**REQUIREMENT A**
Quote the part of the forum thread on short-term home rentals that opens with the words containing "Although everyone likes" and closes with "field for everyone.".
**REQUIREMENT B**
Continue the forum thread on short-term home rentals, starting after its last sentence.
━━━ PASSAGE
Some places are more appropriate than others. If you live in Myrtle Beach, SC, or Key West, FL I suppose this is all well and good.

In our suburban bedroom community of 20k s.f. lots, renting out your home to 250 people every weekend is frowned upon.

Although everyone likes to think they are free to do as they please in America, your rights end where your neighbors begin. Zoning regulations help level the playing field for everyone.

If you're renting out your house to 2-3 people for a week at a time, you can probably keep it going for quite a while. But once a big bash or two occurs, and neighbors come forth to voice complaints...new rules are made. One bad apple spoils the bunch, as they say.


----------



## cda

Or there is a problem like this:::

http://roadwarriorvoices.com/2015/05/19/woman-forced-to-pay-1700-to-get-rid-of-nightmare-airbnb-renters/

Or this::

http://m.huffpost.com/us/entry/7232722


----------



## mtlogcabin

CDA

Your links are good at pointing out landlord tenant problems. Not anything building or zoning should be involved in.


----------



## markw

Its a problem if you have 9 bedrooms, some egressing through other bedrooms and 2- 8 person hot tubs on a 2 story deck built on 4x4's and 2x8's.  We deal with this everyday here in our little town and I have plenty of stories for ya.  We have ordinances for overnite rentals that include requirements of a yearly occupancy permit and yearly FD inspections. I have to look at every house, existing or new, and approve the permit. All new (construction) dwellings intended to be rented to transients are classified R1 and must meet all sprinkler/egress requirements. One development with about 70 of these structures (out in our county) went up in flames about 2 years ago. A lot of work for building/planning for sure.


----------



## RFDACM02

cda said:
			
		

> It is and should not be a building / 101 issue only
> 
> And all this needs to be in writing by ordinance


This is exactly what we're doing. I'm looking to see how others may have worked through the ordinance process and if/how they related building or Life Safety Codes into the decision.


----------



## RFDACM02

JCraver said:
			
		

> What's the public interest in trying to regulate this?  Why worry about them at all?It's a house.  If you have a house and you invite your parents to stay with you for a week, is that different than these str's?  How about if you go on vacation for 2 weeks and a friend and his wife house-sit for you?  Is that different?  How?  Should building, zoning, and/or life safety codes regulate whether your folks or your best buddy can stay in your house?  If not, then why does that change if you charge a stranger a few bucks to do the same thing?
━━━━━━
━━━ MATERIAL PROVIDED
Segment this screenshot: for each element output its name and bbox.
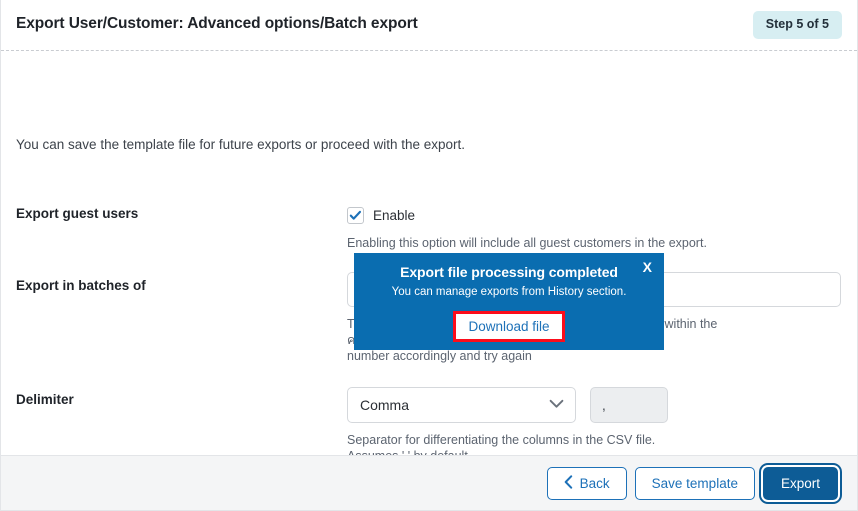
━━━━━━
**TASK OUTPUT A**
Although everyone likes to think they are free to do as they please in America, your rights end where your neighbors begin. Zoning regulations help level the playing field for everyone.

**TASK OUTPUT B**
> 
> This isn't a typical home-based business, where you have issues with additional parking, traffic, customers, signs, lights, outdoor storage, noise, fumes, smoke, etc.  This is letting someone borrow your house for a few days.  If they have a party and disturb the neighbors, the cops will come and take care of it just as they would if you threw the party yourself.  The ambulance service and fire department will respond to the same address if there's a call for them, and do their jobs just like they would if it were you in the house, right?
> 
> I'm honestly asking here, because I guess I don't understand.  This sounds like a solution in search of a problem, to me.


A few things come to mind: First, it is a zoning issue with an in home business per our City Ordinances and currently not allowed, but there is a push to amend the ordinances to allow this use. On the zoning side, there are parking issues with numbers of spaces. People in some neighborhoods are not accustomed to a transient facility where they don't know their neighbors as they change on  a much more frequent basis. In many cases, every night is a Friday night to the renter while adjacent homeowners attempt to sleep for work and/or school the next day.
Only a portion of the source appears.